### Records for the task
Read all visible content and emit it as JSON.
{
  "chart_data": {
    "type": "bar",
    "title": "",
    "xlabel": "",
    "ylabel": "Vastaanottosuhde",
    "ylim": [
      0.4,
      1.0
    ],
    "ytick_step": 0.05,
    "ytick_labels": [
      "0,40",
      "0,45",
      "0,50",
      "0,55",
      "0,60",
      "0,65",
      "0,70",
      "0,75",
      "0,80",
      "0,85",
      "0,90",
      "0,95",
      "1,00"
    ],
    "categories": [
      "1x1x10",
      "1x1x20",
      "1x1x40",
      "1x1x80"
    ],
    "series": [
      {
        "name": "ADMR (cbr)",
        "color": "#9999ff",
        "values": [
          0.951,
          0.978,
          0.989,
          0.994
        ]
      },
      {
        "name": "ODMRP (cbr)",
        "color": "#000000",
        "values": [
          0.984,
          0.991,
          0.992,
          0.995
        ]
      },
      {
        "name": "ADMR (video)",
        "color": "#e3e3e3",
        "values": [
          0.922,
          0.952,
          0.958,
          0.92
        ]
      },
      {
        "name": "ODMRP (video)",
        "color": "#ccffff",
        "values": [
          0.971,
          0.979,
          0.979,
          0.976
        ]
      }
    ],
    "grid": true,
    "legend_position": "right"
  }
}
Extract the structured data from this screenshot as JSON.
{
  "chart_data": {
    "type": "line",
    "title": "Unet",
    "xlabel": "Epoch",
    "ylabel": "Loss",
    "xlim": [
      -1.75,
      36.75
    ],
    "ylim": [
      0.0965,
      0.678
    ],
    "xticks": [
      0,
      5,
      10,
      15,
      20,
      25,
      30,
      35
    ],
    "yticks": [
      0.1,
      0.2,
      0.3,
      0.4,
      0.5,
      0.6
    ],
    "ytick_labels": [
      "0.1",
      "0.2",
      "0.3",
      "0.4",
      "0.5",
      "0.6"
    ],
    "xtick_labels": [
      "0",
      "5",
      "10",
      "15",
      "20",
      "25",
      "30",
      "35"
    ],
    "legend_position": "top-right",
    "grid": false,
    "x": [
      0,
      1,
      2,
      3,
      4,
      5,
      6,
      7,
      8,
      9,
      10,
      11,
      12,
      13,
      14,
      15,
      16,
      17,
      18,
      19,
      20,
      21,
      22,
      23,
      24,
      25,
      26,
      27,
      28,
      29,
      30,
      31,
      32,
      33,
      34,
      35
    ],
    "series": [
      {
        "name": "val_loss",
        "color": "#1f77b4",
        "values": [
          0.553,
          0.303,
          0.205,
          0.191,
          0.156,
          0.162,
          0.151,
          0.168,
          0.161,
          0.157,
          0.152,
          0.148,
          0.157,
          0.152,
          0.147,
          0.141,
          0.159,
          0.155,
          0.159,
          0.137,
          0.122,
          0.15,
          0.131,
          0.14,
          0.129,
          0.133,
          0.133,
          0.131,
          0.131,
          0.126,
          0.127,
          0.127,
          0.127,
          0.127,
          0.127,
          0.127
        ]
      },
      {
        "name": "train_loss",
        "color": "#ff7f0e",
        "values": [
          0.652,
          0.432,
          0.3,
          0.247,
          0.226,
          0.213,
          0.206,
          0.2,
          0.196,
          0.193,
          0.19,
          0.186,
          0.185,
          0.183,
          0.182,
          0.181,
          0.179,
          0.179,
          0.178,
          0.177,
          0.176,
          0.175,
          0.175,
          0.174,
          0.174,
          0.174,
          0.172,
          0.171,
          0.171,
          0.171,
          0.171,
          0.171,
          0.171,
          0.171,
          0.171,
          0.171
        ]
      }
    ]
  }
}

### What is expected
Each entry above is to be set down again in exactly the same words.

### Output
Read all visible content and emit it as JSON.
{
  "chart_data": {
    "type": "bar",
    "title": "",
    "xlabel": "",
    "ylabel": "Vastaanottosuhde",
    "ylim": [
      0.4,
      1.0
    ],
    "ytick_step": 0.05,
    "ytick_labels": [
      "0,40",
      "0,45",
      "0,50",
      "0,55",
      "0,60",
      "0,65",
      "0,70",
      "0,75",
      "0,80",
      "0,85",
      "0,90",
      "0,95",
      "1,00"
    ],
    "categories": [
      "1x1x10",
      "1x1x20",
      "1x1x40",
      "1x1x80"
    ],
    "series": [
      {
        "name": "ADMR (cbr)",
        "color": "#9999ff",
        "values": [
          0.951,
          0.978,
          0.989,
          0.994
        ]
      },
      {
        "name": "ODMRP (cbr)",
        "color": "#000000",
        "values": [
          0.984,
          0.991,
          0.992,
          0.995
        ]
      },
      {
        "name": "ADMR (video)",
        "color": "#e3e3e3",
        "values": [
          0.922,
          0.952,
          0.958,
          0.92
        ]
      },
      {
        "name": "ODMRP (video)",
        "color": "#ccffff",
        "values": [
          0.971,
          0.979,
          0.979,
          0.976
        ]
      }
    ],
    "grid": true,
    "legend_position": "right"
  }
}
Extract the structured data from this screenshot as JSON.
{
  "chart_data": {
    "type": "line",
    "title": "Unet",
    "xlabel": "Epoch",
    "ylabel": "Loss",
    "xlim": [
      -1.75,
      36.75
    ],
    "ylim": [
      0.0965,
      0.678
    ],
    "xticks": [
      0,
      5,
      10,
      15,
      20,
      25,
      30,
      35
    ],
    "yticks": [
      0.1,
      0.2,
      0.3,
      0.4,
      0.5,
      0.6
    ],
    "ytick_labels": [
      "0.1",
      "0.2",
      "0.3",
      "0.4",
      "0.5",
      "0.6"
    ],
    "xtick_labels": [
      "0",
      "5",
      "10",
      "15",
      "20",
      "25",
      "30",
      "35"
    ],
    "legend_position": "top-right",
    "grid": false,
    "x": [
      0,
      1,
      2,
      3,
      4,
      5,
      6,
      7,
      8,
      9,
      10,
      11,
      12,
      13,
      14,
      15,
      16,
      17,
      18,
      19,
      20,
      21,
      22,
      23,
      24,
      25,
      26,
      27,
      28,
      29,
      30,
      31,
      32,
      33,
      34,
      35
    ],
    "series": [
      {
        "name": "val_loss",
        "color": "#1f77b4",
        "values": [
          0.553,
          0.303,
          0.205,
          0.191,
          0.156,
          0.162,
          0.151,
          0.168,
          0.161,
          0.157,
          0.152,
          0.148,
          0.157,
          0.152,
          0.147,
          0.141,
          0.159,
          0.155,
          0.159,
          0.137,
          0.122,
          0.15,
          0.131,
          0.14,
          0.129,
          0.133,
          0.133,
          0.131,
          0.131,
          0.126,
          0.127,
          0.127,
          0.127,
          0.127,
          0.127,
          0.127
        ]
      },
      {
        "name": "train_loss",
        "color": "#ff7f0e",
        "values": [
          0.652,
          0.432,
          0.3,
          0.247,
          0.226,
          0.213,
          0.206,
          0.2,
          0.196,
          0.193,
          0.19,
          0.186,
          0.185,
          0.183,
          0.182,
          0.181,
          0.179,
          0.179,
          0.178,
          0.177,
          0.176,
          0.175,
          0.175,
          0.174,
          0.174,
          0.174,
          0.172,
          0.171,
          0.171,
          0.171,
          0.171,
          0.171,
          0.171,
          0.171,
          0.171,
          0.171
        ]
      }
    ]
  }
}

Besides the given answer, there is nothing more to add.